#### What is being asked:
Locate every line that holds the string "purple" and copy it.

## Begin Data listing

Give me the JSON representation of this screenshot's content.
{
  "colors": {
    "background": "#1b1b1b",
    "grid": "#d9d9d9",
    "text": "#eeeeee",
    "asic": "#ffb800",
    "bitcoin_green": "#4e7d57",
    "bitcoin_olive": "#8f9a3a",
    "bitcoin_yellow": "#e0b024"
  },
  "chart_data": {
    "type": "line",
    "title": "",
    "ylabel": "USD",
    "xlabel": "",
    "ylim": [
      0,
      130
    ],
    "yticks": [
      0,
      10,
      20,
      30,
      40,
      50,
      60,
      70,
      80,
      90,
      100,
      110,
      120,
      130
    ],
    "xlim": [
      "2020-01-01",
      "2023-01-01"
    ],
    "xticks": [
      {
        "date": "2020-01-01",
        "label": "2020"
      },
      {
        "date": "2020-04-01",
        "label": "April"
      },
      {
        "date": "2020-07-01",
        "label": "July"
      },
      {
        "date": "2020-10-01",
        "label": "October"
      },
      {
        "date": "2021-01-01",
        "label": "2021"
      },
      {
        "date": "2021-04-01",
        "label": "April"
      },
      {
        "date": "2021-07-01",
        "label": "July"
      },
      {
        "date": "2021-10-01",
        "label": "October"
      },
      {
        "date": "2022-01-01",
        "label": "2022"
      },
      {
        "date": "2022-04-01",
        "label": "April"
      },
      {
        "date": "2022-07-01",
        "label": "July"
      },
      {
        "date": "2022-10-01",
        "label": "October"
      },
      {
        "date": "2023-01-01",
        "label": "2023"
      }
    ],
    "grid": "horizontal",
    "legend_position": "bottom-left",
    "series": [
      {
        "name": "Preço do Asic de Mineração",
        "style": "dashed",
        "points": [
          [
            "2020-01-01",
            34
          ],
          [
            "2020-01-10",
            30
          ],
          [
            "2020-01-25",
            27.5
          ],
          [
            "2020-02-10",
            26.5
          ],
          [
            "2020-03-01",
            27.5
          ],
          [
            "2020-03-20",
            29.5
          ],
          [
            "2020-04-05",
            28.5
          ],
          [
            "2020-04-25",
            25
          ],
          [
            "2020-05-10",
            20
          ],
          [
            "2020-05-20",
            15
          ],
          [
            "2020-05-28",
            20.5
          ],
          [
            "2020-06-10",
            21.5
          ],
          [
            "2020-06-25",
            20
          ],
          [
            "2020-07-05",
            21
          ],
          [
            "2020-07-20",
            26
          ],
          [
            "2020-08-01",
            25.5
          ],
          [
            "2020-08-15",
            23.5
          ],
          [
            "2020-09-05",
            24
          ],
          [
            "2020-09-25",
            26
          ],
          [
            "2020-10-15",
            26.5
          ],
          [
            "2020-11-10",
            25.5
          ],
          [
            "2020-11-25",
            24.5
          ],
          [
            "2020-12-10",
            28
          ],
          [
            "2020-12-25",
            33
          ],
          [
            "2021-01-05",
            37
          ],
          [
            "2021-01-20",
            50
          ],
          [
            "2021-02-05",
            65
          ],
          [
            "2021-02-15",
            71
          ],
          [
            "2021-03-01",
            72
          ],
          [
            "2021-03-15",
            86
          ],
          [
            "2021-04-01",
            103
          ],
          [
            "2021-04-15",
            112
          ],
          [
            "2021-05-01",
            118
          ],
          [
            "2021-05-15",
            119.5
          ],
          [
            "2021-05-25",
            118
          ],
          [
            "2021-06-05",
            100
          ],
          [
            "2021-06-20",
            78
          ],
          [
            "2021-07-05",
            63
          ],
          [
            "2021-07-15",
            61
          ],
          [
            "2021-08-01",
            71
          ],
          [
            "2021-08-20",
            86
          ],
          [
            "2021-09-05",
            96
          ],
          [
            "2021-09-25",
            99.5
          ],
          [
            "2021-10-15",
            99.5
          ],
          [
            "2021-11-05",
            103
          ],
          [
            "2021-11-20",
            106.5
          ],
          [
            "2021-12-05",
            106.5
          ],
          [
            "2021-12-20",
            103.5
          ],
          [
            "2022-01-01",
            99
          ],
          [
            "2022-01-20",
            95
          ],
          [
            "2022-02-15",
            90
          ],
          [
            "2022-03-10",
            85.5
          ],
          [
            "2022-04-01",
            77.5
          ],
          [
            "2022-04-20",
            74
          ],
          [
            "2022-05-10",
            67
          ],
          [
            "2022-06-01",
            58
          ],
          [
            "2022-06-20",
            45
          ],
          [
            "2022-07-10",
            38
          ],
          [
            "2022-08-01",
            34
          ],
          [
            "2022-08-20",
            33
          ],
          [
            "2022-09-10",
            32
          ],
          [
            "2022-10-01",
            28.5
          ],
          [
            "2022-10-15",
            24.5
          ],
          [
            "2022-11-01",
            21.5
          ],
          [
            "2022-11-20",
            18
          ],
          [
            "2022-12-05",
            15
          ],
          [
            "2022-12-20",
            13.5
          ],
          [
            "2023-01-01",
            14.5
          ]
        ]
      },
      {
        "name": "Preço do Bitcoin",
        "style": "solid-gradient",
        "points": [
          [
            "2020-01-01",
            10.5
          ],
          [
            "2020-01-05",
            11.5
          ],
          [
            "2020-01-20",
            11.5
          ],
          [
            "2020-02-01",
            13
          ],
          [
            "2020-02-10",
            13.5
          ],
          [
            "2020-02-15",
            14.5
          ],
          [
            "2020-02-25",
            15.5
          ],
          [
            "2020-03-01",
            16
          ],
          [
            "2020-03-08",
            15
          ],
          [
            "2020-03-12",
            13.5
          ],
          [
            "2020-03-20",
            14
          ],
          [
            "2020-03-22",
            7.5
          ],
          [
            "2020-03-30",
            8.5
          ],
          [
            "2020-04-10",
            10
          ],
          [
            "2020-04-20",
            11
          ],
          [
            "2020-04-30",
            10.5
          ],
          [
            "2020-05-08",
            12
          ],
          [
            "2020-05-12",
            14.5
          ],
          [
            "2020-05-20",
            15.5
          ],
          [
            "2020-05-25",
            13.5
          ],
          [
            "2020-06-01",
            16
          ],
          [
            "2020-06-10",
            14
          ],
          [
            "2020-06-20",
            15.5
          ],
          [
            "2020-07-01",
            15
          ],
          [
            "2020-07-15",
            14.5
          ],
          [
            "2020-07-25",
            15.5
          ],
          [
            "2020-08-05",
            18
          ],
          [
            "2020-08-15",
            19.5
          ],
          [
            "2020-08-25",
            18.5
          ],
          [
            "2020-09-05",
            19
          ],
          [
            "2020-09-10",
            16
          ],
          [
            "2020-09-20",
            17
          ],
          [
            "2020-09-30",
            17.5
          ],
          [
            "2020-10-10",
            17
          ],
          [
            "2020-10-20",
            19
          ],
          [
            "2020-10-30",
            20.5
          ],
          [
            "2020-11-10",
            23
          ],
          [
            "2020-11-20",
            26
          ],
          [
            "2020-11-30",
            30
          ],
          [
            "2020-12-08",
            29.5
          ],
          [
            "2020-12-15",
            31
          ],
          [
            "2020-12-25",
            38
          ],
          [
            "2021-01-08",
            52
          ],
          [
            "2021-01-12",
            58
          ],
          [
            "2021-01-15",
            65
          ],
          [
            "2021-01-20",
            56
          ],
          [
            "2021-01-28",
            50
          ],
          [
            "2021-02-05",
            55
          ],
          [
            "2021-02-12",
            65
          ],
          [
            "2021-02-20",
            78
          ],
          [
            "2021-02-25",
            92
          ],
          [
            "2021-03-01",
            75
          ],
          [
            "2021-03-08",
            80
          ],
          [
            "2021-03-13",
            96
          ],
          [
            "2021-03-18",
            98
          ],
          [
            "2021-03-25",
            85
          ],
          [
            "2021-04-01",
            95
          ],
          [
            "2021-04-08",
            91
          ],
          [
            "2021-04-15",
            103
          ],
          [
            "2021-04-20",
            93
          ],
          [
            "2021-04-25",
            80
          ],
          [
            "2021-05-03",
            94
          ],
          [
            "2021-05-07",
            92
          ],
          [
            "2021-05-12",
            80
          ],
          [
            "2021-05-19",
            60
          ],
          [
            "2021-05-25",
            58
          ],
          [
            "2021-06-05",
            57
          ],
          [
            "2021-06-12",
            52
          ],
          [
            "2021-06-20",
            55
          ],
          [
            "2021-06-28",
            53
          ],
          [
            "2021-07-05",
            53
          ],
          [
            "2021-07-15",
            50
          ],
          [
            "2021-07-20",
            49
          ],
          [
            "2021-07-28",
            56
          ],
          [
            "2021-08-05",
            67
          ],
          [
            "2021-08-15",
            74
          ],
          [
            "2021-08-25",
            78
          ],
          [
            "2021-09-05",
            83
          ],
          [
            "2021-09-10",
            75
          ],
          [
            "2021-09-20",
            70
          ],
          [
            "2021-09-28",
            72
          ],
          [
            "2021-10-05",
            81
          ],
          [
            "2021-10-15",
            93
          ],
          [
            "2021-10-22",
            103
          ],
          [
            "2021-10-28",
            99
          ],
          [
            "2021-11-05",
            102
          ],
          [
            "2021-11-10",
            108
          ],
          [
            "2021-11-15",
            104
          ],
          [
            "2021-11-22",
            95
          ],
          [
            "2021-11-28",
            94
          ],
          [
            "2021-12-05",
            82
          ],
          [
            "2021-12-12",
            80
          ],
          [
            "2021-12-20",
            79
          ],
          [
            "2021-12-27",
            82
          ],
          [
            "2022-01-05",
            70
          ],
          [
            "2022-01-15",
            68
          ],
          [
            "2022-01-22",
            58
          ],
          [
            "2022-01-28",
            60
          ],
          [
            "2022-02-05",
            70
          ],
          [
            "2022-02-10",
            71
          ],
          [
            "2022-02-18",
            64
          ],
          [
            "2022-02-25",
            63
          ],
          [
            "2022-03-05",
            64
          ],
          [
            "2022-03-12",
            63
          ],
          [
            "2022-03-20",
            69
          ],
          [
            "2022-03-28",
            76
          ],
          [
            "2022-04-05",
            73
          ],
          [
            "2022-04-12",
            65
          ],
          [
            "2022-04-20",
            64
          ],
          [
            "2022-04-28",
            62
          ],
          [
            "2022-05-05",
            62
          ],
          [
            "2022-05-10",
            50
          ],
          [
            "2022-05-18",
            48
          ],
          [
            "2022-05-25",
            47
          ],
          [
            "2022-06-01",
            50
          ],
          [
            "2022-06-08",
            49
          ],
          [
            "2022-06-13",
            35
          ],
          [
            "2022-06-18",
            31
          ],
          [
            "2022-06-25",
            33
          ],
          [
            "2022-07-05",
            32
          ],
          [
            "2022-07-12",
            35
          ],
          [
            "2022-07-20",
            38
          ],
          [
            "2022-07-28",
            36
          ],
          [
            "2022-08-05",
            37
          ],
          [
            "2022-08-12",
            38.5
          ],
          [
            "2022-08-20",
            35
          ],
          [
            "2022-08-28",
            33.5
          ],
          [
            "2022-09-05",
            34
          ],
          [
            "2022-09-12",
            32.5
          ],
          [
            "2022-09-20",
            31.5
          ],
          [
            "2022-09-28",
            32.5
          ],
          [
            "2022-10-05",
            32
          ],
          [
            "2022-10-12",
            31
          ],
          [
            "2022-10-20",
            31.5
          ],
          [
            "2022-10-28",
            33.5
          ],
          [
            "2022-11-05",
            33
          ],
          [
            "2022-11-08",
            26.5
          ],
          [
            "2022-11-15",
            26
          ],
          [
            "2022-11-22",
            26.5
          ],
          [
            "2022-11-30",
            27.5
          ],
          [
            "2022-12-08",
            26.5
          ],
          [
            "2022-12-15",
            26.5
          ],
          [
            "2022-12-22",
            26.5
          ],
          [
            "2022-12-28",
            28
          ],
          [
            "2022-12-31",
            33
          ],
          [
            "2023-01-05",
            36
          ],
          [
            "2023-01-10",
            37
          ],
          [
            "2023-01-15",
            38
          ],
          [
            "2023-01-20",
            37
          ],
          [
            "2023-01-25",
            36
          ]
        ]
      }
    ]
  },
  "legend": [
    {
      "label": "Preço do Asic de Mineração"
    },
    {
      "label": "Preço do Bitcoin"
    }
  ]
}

## End Data listing
## Begin Data listing

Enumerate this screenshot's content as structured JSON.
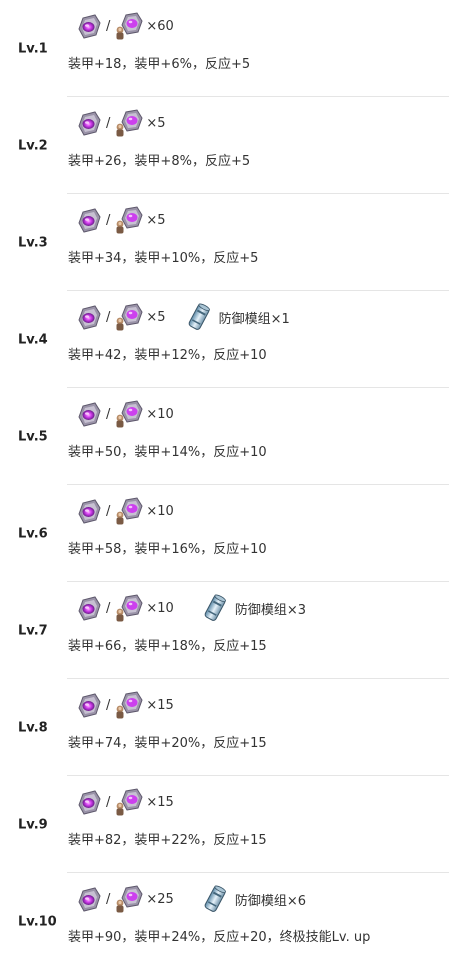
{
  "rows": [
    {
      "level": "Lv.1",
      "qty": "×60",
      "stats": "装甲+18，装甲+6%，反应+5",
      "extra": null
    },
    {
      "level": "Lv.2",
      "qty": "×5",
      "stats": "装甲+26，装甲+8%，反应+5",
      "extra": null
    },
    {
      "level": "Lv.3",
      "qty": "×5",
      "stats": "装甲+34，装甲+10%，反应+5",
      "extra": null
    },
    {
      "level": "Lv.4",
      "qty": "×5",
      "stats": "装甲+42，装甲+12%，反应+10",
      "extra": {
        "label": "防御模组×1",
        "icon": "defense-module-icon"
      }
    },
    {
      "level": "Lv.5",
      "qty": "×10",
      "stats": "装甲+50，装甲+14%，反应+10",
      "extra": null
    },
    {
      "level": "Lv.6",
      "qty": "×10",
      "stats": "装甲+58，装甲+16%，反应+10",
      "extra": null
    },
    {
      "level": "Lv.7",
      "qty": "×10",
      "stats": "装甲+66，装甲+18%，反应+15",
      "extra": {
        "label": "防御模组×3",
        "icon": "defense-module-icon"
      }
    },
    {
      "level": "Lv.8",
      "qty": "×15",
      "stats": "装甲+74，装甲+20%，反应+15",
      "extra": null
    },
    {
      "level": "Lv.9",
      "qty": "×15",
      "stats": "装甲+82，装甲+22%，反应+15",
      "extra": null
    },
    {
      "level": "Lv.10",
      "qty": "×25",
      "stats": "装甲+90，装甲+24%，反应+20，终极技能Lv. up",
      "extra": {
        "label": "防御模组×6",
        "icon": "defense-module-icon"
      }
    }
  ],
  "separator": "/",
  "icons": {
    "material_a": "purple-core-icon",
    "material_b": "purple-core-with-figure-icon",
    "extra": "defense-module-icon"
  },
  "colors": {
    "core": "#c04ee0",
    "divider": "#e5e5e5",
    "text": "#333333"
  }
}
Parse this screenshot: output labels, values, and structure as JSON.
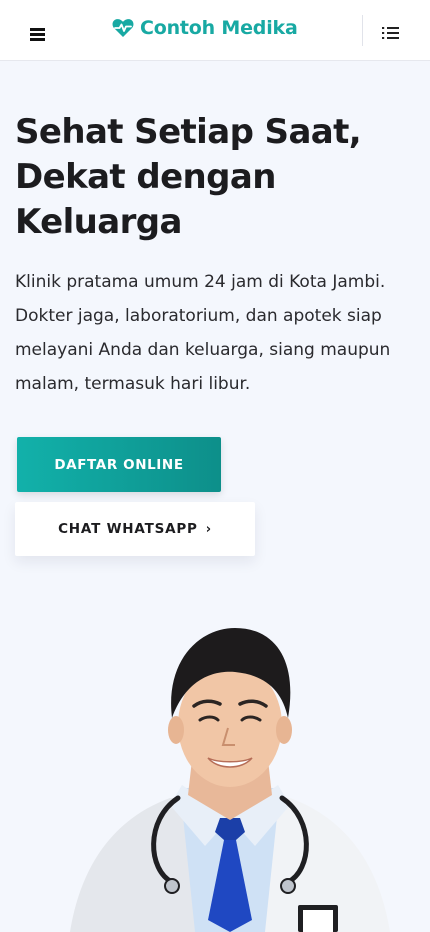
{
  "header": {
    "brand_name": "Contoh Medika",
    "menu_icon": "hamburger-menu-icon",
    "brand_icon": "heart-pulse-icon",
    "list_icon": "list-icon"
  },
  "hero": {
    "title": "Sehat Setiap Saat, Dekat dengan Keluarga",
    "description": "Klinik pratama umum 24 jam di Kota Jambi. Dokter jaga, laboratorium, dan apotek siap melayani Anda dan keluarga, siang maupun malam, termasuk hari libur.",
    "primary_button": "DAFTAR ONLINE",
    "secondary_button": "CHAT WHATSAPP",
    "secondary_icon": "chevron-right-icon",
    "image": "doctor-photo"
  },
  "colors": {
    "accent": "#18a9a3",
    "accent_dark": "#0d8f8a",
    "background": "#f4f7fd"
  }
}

## End Data listing

#### Task result:
    "material_a": "purple-core-icon",
    "material_b": "purple-core-with-figure-icon",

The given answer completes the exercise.